REQUIRED TASK: Arrange the lines of the rows below as a numbered list, leaving out any blank lines.

Spatial layout entries:

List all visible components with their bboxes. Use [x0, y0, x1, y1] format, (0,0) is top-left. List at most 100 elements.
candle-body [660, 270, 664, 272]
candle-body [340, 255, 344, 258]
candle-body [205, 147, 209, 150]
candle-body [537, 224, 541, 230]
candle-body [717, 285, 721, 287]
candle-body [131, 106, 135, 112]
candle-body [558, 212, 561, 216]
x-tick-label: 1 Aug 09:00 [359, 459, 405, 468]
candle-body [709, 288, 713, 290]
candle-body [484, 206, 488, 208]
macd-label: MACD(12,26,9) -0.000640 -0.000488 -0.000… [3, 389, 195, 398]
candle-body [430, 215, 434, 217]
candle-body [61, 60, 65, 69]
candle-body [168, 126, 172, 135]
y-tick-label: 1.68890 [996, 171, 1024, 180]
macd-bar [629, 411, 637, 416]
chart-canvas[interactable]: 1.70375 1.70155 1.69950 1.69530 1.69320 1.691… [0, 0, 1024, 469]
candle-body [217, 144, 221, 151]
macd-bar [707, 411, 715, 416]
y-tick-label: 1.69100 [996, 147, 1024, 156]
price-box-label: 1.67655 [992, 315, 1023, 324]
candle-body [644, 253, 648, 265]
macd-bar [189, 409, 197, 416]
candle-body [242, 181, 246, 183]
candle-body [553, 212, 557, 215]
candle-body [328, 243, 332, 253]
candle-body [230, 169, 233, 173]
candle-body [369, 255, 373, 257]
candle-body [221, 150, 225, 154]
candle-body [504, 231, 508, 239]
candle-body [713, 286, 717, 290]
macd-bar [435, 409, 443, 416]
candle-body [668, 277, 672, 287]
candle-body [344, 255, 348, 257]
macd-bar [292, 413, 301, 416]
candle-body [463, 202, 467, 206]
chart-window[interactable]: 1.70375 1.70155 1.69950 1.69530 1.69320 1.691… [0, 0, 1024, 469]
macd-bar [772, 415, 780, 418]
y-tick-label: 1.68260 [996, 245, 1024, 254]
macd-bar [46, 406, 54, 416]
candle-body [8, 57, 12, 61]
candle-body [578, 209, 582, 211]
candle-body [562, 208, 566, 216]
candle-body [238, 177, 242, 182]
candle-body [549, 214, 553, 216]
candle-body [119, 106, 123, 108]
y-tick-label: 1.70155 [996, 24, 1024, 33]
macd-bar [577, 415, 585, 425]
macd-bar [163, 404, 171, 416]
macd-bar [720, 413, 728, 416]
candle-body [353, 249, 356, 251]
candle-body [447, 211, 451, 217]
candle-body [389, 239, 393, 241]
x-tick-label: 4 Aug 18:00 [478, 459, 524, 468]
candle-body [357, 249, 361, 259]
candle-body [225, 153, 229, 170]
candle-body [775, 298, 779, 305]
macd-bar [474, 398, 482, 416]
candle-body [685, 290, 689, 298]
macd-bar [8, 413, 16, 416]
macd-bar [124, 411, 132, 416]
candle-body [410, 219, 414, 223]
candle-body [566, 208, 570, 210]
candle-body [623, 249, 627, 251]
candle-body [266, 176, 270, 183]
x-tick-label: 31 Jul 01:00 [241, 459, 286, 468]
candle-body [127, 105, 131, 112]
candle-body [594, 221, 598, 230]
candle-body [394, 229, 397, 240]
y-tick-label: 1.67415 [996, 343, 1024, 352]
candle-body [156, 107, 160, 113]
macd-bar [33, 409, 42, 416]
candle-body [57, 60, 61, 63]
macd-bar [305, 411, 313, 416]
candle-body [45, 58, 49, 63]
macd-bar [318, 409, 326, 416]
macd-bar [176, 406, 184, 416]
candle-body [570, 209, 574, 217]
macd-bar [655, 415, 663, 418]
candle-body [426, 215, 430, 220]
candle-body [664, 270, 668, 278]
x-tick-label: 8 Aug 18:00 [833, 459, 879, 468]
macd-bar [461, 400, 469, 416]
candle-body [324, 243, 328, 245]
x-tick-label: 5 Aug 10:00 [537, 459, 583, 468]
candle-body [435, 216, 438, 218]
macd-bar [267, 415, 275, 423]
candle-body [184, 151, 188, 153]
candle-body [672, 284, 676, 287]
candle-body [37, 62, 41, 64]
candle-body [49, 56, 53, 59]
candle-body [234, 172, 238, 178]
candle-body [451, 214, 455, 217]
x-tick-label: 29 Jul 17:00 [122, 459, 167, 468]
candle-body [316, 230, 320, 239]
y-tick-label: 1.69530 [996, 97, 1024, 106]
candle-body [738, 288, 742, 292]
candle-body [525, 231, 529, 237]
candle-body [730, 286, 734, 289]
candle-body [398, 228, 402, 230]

TASK OUTPUT:
1. List all visible components with their bboxes. Use [x0, y0, x1, y1] format, (0,0) is top-left. List at most 100 elements.
2. candle-body [660, 270, 664, 272]
3. candle-body [340, 255, 344, 258]
4. candle-body [205, 147, 209, 150]
5. candle-body [537, 224, 541, 230]
6. candle-body [717, 285, 721, 287]
7. candle-body [131, 106, 135, 112]
8. candle-body [558, 212, 561, 216]
9. x-tick-label: 1 Aug 09:00 [359, 459, 405, 468]
10. candle-body [709, 288, 713, 290]
11. candle-body [484, 206, 488, 208]
12. macd-label: MACD(12,26,9) -0.000640 -0.000488 -0.000… [3, 389, 195, 398]
13. candle-body [430, 215, 434, 217]
14. candle-body [61, 60, 65, 69]
15. candle-body [168, 126, 172, 135]
16. y-tick-label: 1.68890 [996, 171, 1024, 180]
17. macd-bar [629, 411, 637, 416]
18. chart-canvas[interactable]: 1.70375 1.70155 1.69950 1.69530 1.69320 1.691… [0, 0, 1024, 469]
19. candle-body [217, 144, 221, 151]
20. macd-bar [707, 411, 715, 416]
21. y-tick-label: 1.69100 [996, 147, 1024, 156]
22. price-box-label: 1.67655 [992, 315, 1023, 324]
23. candle-body [644, 253, 648, 265]
24. macd-bar [189, 409, 197, 416]
25. candle-body [242, 181, 246, 183]
26. candle-body [553, 212, 557, 215]
27. candle-body [328, 243, 332, 253]
28. candle-body [230, 169, 233, 173]
29. candle-body [369, 255, 373, 257]
30. candle-body [221, 150, 225, 154]
31. candle-body [504, 231, 508, 239]
32. candle-body [713, 286, 717, 290]
33. macd-bar [435, 409, 443, 416]
34. candle-body [668, 277, 672, 287]
35. candle-body [344, 255, 348, 257]
36. macd-bar [292, 413, 301, 416]
37. candle-body [463, 202, 467, 206]
38. chart-window[interactable]: 1.70375 1.70155 1.69950 1.69530 1.69320 1.691… [0, 0, 1024, 469]
39. macd-bar [772, 415, 780, 418]
40. y-tick-label: 1.68260 [996, 245, 1024, 254]
41. macd-bar [46, 406, 54, 416]
42. candle-body [8, 57, 12, 61]
43. candle-body [578, 209, 582, 211]
44. candle-body [562, 208, 566, 216]
45. candle-body [238, 177, 242, 182]
46. candle-body [549, 214, 553, 216]
47. candle-body [119, 106, 123, 108]
48. y-tick-label: 1.70155 [996, 24, 1024, 33]
49. macd-bar [577, 415, 585, 425]
50. macd-bar [163, 404, 171, 416]
51. macd-bar [720, 413, 728, 416]
52. candle-body [353, 249, 356, 251]
53. candle-body [447, 211, 451, 217]
54. candle-body [389, 239, 393, 241]
55. x-tick-label: 4 Aug 18:00 [478, 459, 524, 468]
56. candle-body [357, 249, 361, 259]
57. candle-body [225, 153, 229, 170]
58. candle-body [775, 298, 779, 305]
59. macd-bar [474, 398, 482, 416]
60. candle-body [685, 290, 689, 298]
61. macd-bar [8, 413, 16, 416]
62. macd-bar [124, 411, 132, 416]
63. candle-body [410, 219, 414, 223]
64. candle-body [566, 208, 570, 210]
65. candle-body [623, 249, 627, 251]
66. candle-body [266, 176, 270, 183]
67. x-tick-label: 31 Jul 01:00 [241, 459, 286, 468]
68. candle-body [127, 105, 131, 112]
69. candle-body [594, 221, 598, 230]
70. candle-body [394, 229, 397, 240]
71. y-tick-label: 1.67415 [996, 343, 1024, 352]
72. candle-body [156, 107, 160, 113]
73. macd-bar [33, 409, 42, 416]
74. candle-body [57, 60, 61, 63]
75. macd-bar [305, 411, 313, 416]
76. candle-body [45, 58, 49, 63]
77. macd-bar [318, 409, 326, 416]
78. macd-bar [176, 406, 184, 416]
79. candle-body [570, 209, 574, 217]
80. macd-bar [655, 415, 663, 418]
81. candle-body [426, 215, 430, 220]
82. candle-body [664, 270, 668, 278]
83. x-tick-label: 8 Aug 18:00 [833, 459, 879, 468]
84. macd-bar [461, 400, 469, 416]
85. candle-body [324, 243, 328, 245]
86. x-tick-label: 5 Aug 10:00 [537, 459, 583, 468]
87. candle-body [435, 216, 438, 218]
88. macd-bar [267, 415, 275, 423]
89. candle-body [184, 151, 188, 153]
90. candle-body [672, 284, 676, 287]
91. candle-body [37, 62, 41, 64]
92. candle-body [49, 56, 53, 59]
93. candle-body [234, 172, 238, 178]
94. candle-body [451, 214, 455, 217]
95. x-tick-label: 29 Jul 17:00 [122, 459, 167, 468]
96. candle-body [316, 230, 320, 239]
97. y-tick-label: 1.69530 [996, 97, 1024, 106]
98. candle-body [738, 288, 742, 292]
99. candle-body [525, 231, 529, 237]
100. candle-body [730, 286, 734, 289]
101. candle-body [398, 228, 402, 230]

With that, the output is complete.